▸ Given instruction
Will you print the material below without altering a single character?

[Part of a data file]
↓↓↓

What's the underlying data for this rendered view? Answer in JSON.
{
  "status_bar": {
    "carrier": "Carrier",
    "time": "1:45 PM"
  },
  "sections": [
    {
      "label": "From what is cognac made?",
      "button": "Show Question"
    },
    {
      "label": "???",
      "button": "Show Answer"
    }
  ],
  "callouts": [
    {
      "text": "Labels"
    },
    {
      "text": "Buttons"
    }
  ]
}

↑↑↑

▸ Answer for this exercise
What's the underlying data for this rendered view? Answer in JSON.
{
  "status_bar": {
    "carrier": "Carrier",
    "time": "1:45 PM"
  },
  "sections": [
    {
      "label": "From what is cognac made?",
      "button": "Show Question"
    },
    {
      "label": "???",
      "button": "Show Answer"
    }
  ],
  "callouts": [
    {
      "text": "Labels"
    },
    {
      "text": "Buttons"
    }
  ]
}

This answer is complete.